TASK STATEMENT: Separate out the lines that hold "frac".

'''

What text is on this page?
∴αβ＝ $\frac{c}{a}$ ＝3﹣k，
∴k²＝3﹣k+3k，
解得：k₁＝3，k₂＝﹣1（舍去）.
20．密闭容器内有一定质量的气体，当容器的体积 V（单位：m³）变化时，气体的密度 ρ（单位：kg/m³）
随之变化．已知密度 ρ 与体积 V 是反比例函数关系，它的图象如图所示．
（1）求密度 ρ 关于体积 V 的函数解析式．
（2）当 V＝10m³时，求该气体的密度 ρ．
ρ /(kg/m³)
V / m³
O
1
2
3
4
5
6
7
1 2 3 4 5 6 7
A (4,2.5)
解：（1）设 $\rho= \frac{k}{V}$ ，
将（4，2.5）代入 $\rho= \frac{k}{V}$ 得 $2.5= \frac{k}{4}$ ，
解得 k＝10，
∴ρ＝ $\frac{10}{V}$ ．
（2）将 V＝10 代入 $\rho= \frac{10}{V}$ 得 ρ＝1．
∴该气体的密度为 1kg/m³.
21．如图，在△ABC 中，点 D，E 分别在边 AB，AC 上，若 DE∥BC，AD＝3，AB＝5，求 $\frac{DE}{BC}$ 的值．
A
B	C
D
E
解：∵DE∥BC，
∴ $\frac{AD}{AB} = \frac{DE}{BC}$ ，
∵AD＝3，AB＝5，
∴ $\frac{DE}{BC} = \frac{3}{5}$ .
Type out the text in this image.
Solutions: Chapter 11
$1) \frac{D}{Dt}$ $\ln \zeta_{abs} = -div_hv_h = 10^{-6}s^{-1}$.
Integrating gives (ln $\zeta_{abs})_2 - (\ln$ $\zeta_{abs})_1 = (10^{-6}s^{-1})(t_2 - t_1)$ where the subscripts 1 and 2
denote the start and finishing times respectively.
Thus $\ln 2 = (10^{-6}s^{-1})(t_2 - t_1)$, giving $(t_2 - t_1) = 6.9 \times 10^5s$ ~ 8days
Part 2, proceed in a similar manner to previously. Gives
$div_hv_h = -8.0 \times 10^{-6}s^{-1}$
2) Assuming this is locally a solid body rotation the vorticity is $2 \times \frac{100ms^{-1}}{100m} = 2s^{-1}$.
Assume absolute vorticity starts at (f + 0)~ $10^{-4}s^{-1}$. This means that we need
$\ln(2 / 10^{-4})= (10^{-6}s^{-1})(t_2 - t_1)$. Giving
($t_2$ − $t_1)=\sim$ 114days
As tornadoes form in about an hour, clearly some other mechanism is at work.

'''

FULL RESPONSE:
∴αβ＝ $\frac{c}{a}$ ＝3﹣k，
解：（1）设 $\rho= \frac{k}{V}$ ，
将（4，2.5）代入 $\rho= \frac{k}{V}$ 得 $2.5= \frac{k}{4}$ ，
∴ρ＝ $\frac{10}{V}$ ．
（2）将 V＝10 代入 $\rho= \frac{10}{V}$ 得 ρ＝1．
21．如图，在△ABC 中，点 D，E 分别在边 AB，AC 上，若 DE∥BC，AD＝3，AB＝5，求 $\frac{DE}{BC}$ 的值．
∴ $\frac{AD}{AB} = \frac{DE}{BC}$ ，
∴ $\frac{DE}{BC} = \frac{3}{5}$ .
$1) \frac{D}{Dt}$ $\ln \zeta_{abs} = -div_hv_h = 10^{-6}s^{-1}$.
2) Assuming this is locally a solid body rotation the vorticity is $2 \times \frac{100ms^{-1}}{100m} = 2s^{-1}$.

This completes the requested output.